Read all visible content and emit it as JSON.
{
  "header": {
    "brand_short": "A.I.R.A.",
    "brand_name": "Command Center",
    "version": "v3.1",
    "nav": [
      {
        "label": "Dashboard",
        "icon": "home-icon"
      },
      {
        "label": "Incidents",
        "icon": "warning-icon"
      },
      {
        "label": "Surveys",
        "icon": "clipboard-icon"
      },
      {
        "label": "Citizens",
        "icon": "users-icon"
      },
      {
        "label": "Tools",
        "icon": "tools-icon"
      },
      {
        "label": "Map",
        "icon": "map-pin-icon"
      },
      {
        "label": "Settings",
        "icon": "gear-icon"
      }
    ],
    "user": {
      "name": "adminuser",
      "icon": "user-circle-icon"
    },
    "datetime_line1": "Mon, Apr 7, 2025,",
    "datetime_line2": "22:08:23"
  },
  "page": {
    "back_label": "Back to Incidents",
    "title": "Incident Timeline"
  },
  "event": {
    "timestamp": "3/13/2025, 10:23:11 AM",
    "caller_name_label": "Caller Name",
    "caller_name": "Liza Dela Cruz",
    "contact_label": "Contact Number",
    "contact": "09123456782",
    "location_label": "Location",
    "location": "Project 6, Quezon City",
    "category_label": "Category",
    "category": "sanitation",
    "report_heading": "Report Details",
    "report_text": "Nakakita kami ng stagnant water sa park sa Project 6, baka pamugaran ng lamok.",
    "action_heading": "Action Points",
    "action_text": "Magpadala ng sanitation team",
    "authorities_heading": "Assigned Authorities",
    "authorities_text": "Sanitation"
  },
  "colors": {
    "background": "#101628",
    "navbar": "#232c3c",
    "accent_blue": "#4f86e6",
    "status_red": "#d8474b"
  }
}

☆ ☆ ☆ ☆

Report how many lines of the listing hold the string "Incidents", giving only the number.

2